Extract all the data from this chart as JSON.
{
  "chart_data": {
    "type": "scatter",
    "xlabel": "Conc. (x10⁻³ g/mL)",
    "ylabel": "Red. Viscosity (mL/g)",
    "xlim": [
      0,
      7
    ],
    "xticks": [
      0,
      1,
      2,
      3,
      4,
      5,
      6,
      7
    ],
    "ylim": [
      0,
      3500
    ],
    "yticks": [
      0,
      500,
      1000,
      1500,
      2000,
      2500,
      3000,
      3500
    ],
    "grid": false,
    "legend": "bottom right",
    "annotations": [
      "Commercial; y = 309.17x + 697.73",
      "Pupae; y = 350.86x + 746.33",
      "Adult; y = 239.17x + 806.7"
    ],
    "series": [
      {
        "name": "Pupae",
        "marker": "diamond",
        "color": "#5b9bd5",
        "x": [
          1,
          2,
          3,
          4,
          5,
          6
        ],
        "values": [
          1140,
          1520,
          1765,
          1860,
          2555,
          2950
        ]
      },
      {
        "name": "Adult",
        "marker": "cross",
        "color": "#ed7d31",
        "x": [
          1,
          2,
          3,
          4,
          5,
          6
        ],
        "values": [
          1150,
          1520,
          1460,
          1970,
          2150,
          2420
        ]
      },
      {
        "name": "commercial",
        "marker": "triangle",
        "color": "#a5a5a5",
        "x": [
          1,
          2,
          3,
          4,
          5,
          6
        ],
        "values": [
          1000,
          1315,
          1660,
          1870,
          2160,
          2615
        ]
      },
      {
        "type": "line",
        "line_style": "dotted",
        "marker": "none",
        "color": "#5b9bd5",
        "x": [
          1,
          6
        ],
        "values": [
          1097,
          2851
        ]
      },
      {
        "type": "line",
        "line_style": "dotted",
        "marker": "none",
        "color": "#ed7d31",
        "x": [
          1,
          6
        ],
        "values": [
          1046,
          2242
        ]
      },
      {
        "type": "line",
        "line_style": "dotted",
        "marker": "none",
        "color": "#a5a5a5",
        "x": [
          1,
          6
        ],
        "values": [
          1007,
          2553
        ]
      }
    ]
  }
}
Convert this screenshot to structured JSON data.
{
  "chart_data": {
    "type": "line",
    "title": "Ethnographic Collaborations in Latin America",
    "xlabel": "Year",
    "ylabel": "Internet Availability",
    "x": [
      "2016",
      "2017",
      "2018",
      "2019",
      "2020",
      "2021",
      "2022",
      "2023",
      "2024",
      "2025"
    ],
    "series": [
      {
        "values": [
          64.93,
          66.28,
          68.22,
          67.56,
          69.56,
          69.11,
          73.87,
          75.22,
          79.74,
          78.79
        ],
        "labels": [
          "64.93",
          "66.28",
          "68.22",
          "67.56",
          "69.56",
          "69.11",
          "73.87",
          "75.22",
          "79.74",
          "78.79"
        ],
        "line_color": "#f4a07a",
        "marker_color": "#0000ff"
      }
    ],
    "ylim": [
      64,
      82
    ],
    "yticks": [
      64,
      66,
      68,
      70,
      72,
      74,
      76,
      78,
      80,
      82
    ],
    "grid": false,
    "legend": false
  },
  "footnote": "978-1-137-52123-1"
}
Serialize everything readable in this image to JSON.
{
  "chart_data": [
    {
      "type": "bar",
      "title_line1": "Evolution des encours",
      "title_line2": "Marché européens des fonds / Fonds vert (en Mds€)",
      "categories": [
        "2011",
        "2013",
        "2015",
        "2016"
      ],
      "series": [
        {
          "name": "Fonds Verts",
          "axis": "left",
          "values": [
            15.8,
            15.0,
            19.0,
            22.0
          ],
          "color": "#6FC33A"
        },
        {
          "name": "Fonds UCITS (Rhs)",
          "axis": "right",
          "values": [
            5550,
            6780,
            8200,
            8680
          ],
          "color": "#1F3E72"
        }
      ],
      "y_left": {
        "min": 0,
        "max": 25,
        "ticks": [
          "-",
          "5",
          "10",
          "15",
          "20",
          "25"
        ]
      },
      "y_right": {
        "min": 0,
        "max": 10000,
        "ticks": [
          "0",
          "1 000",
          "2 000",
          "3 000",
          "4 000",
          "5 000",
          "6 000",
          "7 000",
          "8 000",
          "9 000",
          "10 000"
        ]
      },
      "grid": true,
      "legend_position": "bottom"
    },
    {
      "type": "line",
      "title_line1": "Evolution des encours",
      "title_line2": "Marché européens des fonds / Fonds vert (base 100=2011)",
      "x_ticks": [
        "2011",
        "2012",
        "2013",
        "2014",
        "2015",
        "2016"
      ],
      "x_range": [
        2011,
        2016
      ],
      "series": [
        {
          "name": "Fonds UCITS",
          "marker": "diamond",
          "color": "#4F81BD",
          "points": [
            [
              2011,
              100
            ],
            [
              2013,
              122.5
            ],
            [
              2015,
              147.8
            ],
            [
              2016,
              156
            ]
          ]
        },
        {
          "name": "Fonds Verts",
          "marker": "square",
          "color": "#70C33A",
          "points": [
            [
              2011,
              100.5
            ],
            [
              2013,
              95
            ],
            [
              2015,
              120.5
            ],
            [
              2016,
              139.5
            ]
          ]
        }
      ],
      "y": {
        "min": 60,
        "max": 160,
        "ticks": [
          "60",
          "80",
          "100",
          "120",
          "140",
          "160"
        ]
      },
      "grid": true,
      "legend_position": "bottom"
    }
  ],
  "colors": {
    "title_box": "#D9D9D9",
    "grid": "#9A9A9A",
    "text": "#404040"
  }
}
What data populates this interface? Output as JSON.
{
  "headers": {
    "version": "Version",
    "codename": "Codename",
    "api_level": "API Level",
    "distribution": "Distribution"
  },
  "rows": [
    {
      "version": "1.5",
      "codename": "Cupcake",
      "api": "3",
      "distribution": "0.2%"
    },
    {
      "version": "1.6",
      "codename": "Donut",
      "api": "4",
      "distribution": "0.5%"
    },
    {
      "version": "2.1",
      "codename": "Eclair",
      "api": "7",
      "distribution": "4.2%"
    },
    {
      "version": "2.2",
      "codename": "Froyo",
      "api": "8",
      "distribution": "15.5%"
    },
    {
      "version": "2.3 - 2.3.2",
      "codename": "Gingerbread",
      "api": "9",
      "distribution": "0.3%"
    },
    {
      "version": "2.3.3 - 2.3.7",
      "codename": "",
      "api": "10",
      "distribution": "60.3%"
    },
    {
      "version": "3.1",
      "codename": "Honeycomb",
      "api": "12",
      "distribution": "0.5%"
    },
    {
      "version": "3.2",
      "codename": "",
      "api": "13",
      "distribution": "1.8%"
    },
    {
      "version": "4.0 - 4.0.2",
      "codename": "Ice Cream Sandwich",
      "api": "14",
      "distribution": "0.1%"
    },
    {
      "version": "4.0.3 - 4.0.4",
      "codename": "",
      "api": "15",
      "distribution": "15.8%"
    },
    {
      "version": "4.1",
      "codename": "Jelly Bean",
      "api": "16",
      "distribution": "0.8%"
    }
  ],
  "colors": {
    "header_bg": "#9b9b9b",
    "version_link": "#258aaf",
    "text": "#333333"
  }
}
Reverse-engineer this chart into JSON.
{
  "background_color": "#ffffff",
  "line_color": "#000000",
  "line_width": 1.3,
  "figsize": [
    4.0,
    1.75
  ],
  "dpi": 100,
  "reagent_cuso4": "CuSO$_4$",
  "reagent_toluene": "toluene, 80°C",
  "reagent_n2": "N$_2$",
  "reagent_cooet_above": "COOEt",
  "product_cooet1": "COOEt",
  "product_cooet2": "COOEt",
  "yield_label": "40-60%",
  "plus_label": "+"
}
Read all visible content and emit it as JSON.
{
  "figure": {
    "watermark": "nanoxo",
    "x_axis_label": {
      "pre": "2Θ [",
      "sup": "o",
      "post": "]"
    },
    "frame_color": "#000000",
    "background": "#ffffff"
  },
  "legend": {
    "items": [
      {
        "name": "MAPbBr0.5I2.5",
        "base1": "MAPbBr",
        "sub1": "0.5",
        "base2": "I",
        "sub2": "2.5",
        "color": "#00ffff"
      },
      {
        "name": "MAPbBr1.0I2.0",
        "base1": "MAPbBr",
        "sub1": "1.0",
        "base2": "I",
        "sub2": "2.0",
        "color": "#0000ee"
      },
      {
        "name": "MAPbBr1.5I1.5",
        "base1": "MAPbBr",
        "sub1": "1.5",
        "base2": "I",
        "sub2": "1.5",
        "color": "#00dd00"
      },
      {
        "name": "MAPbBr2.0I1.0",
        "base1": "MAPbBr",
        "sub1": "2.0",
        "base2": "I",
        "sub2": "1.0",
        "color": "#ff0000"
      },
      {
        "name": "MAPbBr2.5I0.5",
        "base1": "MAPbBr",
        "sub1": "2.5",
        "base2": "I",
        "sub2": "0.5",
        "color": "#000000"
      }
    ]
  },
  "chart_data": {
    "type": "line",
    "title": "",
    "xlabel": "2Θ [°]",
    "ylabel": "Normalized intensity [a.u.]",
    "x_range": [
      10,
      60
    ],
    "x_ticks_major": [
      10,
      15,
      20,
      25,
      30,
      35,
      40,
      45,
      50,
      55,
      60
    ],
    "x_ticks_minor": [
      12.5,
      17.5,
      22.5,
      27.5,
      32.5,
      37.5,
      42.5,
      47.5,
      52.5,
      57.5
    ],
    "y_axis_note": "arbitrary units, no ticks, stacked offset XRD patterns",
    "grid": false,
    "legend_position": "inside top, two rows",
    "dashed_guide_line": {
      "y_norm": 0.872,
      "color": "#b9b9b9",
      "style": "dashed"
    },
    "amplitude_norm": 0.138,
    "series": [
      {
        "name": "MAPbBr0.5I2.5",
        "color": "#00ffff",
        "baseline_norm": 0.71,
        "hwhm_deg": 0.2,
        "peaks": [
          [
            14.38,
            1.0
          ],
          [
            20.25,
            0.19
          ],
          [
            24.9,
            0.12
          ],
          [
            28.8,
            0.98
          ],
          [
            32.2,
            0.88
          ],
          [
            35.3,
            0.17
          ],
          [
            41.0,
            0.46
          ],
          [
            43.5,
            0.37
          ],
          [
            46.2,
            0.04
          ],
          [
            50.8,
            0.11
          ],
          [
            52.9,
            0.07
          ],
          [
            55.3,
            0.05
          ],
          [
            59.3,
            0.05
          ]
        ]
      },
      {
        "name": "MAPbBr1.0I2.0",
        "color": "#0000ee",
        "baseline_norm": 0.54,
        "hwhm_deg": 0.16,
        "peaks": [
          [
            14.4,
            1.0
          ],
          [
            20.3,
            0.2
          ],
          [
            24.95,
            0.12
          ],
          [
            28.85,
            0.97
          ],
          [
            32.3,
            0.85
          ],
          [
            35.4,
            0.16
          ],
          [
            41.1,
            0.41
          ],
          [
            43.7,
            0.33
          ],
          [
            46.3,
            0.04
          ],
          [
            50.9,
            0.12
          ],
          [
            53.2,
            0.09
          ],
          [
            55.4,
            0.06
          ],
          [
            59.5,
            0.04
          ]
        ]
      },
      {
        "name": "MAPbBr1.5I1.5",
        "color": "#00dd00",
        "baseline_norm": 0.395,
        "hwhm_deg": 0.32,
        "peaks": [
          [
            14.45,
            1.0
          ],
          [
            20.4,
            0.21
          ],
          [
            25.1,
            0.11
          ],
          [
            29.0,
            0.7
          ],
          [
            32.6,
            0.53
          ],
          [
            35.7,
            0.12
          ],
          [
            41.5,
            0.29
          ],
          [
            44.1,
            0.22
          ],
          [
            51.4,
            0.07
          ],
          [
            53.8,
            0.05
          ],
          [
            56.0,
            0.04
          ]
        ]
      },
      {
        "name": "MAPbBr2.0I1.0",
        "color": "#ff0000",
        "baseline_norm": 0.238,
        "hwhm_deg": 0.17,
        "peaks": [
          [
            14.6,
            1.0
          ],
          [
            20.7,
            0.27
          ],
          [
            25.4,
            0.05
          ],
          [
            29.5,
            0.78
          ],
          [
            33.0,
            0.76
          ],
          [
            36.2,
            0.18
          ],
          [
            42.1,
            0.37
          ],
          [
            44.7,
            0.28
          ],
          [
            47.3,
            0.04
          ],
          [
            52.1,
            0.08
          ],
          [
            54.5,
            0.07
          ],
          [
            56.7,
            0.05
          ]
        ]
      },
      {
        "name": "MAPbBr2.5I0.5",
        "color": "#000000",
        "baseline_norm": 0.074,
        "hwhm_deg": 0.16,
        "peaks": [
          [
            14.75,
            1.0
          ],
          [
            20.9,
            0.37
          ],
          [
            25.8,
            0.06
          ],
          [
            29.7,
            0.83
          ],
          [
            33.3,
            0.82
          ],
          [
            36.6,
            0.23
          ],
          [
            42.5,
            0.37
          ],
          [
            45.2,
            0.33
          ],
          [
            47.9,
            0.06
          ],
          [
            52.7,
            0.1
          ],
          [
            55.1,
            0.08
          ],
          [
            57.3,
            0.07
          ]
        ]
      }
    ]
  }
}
==================================================
◆ Given exercise: Write down every line of the data above that includes the string "rows".

◆ Final answer:
  "rows": [
    "legend_position": "inside top, two rows",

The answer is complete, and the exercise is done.